Problem description
Reply with one number: the count of lines in the data that hold the string "individuals".

▶

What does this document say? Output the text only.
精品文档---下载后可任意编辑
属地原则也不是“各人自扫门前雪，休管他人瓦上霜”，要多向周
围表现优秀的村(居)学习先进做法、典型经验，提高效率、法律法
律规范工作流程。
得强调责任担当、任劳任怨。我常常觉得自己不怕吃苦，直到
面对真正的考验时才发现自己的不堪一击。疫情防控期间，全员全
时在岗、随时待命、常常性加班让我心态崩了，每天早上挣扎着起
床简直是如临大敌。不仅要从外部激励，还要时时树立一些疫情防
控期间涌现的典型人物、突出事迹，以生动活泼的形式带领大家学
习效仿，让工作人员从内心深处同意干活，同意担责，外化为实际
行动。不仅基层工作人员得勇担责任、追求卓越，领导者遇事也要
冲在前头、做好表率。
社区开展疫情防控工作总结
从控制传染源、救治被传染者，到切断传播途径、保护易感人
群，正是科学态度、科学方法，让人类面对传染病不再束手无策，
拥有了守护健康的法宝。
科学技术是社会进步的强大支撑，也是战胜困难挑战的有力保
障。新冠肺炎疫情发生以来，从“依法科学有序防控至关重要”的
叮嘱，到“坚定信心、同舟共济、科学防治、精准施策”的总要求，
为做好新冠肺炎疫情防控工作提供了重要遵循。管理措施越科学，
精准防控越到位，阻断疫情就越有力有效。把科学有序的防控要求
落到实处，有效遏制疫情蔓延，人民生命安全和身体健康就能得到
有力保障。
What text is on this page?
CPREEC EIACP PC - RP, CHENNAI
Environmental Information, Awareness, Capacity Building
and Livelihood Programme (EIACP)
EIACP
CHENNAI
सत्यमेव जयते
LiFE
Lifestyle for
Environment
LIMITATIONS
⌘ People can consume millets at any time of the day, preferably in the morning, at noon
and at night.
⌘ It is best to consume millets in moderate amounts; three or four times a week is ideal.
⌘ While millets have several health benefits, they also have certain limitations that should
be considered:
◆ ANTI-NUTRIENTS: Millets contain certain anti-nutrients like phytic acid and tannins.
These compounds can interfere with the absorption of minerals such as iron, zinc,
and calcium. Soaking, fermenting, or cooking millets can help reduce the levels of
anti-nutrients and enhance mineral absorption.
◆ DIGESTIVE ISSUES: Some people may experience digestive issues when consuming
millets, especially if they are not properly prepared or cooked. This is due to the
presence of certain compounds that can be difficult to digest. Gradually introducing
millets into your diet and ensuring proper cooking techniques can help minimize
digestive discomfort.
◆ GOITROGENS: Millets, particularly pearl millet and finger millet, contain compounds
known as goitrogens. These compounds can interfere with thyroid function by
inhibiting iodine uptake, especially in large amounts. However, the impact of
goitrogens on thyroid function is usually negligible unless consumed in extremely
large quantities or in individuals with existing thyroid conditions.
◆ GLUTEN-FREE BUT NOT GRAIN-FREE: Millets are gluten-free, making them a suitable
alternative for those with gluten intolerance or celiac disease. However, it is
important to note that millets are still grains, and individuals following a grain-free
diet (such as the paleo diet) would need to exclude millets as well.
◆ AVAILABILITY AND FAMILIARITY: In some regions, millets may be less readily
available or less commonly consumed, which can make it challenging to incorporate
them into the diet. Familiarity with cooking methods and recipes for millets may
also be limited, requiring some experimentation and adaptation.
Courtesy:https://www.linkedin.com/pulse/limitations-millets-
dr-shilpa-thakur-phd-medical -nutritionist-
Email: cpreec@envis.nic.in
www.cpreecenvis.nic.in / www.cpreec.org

◀

Completed task
2